▸ SET TASK:
Copy the listing word for word from the line with "What elements are" to the line with "watermark-text: TheBottleneck.com (564, 4, 790, 35)", including both of those lines. Omit the picture from your copy.

▸ DATA SHOWN:
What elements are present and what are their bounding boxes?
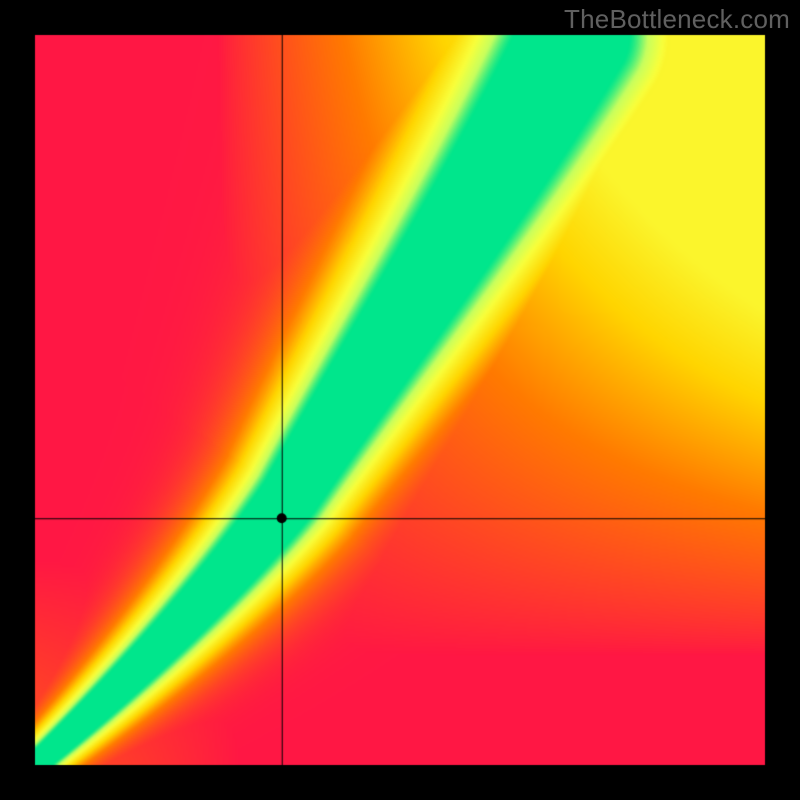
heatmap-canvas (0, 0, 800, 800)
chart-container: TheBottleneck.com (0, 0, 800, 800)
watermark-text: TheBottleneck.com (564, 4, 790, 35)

...

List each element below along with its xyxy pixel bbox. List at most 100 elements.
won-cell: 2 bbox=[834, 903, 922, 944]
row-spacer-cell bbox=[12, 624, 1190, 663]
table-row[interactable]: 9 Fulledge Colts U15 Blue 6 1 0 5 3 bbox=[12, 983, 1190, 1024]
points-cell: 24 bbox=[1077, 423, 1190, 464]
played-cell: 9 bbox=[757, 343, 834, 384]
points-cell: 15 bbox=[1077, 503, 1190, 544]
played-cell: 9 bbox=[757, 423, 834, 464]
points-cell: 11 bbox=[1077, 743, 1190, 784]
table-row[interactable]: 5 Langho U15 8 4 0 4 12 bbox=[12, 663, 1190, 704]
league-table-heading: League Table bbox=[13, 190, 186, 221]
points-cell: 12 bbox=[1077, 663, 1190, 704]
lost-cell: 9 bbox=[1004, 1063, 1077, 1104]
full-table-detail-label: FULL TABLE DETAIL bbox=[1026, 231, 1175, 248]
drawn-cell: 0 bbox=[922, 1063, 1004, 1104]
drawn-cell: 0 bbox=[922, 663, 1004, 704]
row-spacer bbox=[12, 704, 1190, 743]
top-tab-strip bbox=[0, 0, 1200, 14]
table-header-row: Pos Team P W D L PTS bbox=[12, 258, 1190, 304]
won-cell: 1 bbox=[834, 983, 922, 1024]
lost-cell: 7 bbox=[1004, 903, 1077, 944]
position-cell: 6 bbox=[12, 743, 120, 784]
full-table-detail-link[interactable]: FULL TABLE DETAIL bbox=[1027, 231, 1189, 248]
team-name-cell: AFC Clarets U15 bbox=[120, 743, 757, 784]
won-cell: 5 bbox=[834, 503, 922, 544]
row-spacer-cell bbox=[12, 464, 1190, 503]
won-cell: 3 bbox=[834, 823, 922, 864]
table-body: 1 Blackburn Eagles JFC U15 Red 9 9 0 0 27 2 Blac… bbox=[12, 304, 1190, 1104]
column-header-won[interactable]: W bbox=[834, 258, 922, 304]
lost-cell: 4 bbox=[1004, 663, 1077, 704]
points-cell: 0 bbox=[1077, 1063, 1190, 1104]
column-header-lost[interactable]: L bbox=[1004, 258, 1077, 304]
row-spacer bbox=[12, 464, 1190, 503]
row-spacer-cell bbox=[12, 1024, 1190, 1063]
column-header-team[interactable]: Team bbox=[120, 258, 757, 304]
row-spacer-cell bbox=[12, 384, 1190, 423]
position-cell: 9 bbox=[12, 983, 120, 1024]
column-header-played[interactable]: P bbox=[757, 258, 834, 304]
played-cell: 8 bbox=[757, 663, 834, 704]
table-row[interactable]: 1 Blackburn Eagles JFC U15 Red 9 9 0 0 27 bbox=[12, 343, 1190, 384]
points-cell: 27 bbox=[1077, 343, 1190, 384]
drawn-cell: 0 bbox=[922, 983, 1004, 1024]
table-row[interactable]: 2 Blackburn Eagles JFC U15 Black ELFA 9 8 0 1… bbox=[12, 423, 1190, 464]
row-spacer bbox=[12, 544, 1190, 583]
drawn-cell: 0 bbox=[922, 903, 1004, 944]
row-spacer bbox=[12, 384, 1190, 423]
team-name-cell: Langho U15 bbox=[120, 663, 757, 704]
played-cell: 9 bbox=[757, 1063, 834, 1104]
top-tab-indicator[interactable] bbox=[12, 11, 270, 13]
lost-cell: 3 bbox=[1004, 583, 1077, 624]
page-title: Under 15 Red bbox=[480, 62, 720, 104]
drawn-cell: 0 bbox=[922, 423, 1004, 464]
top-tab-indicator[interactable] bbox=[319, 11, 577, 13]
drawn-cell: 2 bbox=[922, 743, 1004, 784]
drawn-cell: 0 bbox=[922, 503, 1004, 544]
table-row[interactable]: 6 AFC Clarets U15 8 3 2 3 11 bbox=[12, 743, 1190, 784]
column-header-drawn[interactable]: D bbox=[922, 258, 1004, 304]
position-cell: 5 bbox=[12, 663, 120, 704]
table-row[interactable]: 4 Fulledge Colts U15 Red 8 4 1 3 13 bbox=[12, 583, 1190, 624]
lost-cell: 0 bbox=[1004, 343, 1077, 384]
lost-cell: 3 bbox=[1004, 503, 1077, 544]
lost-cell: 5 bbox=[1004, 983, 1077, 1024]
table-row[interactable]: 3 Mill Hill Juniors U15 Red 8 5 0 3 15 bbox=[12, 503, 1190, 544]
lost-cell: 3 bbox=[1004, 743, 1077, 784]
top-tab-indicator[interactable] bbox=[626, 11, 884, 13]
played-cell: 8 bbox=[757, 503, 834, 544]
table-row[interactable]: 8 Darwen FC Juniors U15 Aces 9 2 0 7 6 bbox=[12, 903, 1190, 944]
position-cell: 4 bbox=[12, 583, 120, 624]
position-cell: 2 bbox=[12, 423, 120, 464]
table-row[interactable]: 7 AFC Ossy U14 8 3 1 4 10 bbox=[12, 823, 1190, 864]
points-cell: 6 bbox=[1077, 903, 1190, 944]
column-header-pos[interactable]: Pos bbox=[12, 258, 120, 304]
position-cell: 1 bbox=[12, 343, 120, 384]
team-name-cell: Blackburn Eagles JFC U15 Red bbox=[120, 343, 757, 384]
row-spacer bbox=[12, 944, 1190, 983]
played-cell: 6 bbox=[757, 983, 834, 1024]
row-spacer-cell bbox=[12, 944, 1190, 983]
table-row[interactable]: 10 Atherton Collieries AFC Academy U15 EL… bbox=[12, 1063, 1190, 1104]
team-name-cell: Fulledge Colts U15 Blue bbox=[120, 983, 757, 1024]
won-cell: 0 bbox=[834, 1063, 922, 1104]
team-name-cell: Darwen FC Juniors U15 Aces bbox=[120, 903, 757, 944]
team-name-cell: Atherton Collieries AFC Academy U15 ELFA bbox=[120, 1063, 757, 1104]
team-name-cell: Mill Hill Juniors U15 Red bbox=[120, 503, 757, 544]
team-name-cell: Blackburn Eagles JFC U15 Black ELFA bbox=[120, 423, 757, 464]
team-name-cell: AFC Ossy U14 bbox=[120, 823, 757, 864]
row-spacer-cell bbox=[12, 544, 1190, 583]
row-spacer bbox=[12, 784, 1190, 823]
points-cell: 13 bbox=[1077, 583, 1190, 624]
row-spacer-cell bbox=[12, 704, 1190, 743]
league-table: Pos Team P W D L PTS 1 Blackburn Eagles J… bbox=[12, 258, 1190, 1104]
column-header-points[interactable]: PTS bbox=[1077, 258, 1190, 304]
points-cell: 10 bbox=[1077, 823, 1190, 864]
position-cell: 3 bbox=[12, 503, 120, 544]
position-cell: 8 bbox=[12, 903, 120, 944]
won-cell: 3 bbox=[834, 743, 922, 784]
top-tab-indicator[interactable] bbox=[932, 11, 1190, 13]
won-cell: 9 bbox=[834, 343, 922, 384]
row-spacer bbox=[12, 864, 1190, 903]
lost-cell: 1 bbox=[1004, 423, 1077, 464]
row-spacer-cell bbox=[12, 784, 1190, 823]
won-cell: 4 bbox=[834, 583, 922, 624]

▸ TASK RESPONSE:
What elements are present and what are their bounding boxes?
heatmap-canvas (0, 0, 800, 800)
chart-container: TheBottleneck.com (0, 0, 800, 800)
watermark-text: TheBottleneck.com (564, 4, 790, 35)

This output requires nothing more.